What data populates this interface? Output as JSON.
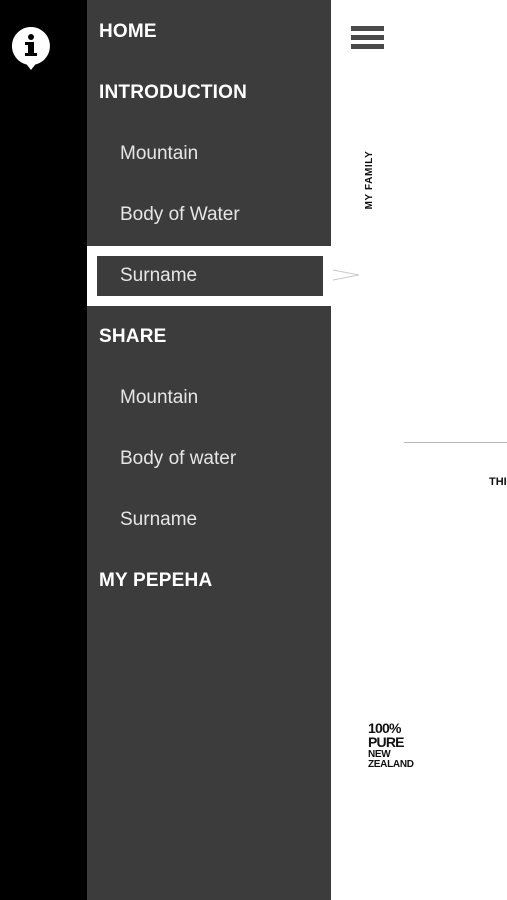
{
  "menu": {
    "home": "HOME",
    "introduction": {
      "label": "INTRODUCTION",
      "items": [
        "Mountain",
        "Body of Water",
        "Surname"
      ]
    },
    "share": {
      "label": "SHARE",
      "items": [
        "Mountain",
        "Body of water",
        "Surname"
      ]
    },
    "my_pepeha": "MY PEPEHA",
    "selected_item": "Surname"
  },
  "content": {
    "vertical_label": "MY FAMILY",
    "clipped_text": "THI",
    "logo_line1": "100% PURE",
    "logo_line2": "NEW ZEALAND"
  },
  "icons": {
    "info": "info-icon",
    "hamburger": "hamburger-menu-icon",
    "selection_pointer": "pointer-arrow-icon"
  },
  "colors": {
    "rail": "#000000",
    "panel": "#3c3c3c",
    "menu_text": "#ffffff",
    "highlight_frame": "#ffffff"
  }
}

+ + +

Given request: For the entries shown above, give the number of lines that include the word "ffffff", without any other text.

Answer to this problem: 2